→ **Recorded information**:
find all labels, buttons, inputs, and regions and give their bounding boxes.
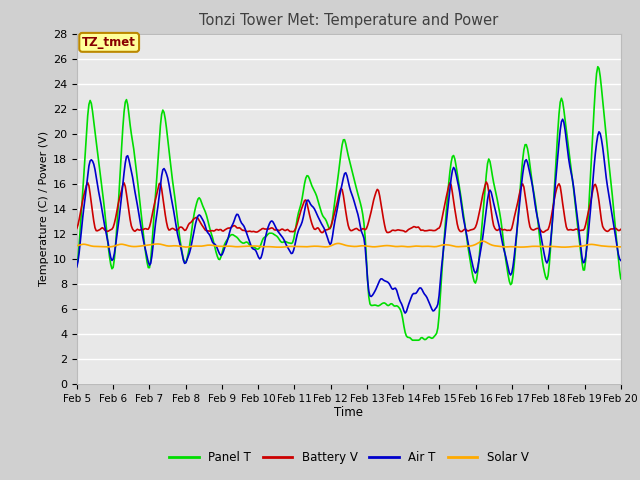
Legend: Panel T, Battery V, Air T, Solar V: Panel T, Battery V, Air T, Solar V <box>164 446 533 468</box>
Y-axis label: Temperature (C) / Power (V): Temperature (C) / Power (V) <box>38 131 49 287</box>
Title: Tonzi Tower Met: Temperature and Power: Tonzi Tower Met: Temperature and Power <box>199 13 499 28</box>
Text: TZ_tmet: TZ_tmet <box>82 36 136 49</box>
X-axis label: Time: Time <box>334 407 364 420</box>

→ **Aim of the task**: Can you lay out the material above as a two-column CSV with the columns "request" and "answer", one row per request, putting each request's text and its answer in single quoted fields with line breaks replaced by spaces and the pictures left out?

→ **Answer to the task**:
request,answer
"find all labels, buttons, inputs, and regions and give their bounding boxes.","Legend: Panel T, Battery V, Air T, Solar V: Panel T, Battery V, Air T, Solar V <box>164 446 533 468</box> Y-axis label: Temperature (C) / Power (V): Temperature (C) / Power (V) <box>38 131 49 287</box> Title: Tonzi Tower Met: Temperature and Power: Tonzi Tower Met: Temperature and Power <box>199 13 499 28</box> Text: TZ_tmet: TZ_tmet <box>82 36 136 49</box> X-axis label: Time: Time <box>334 407 364 420</box>"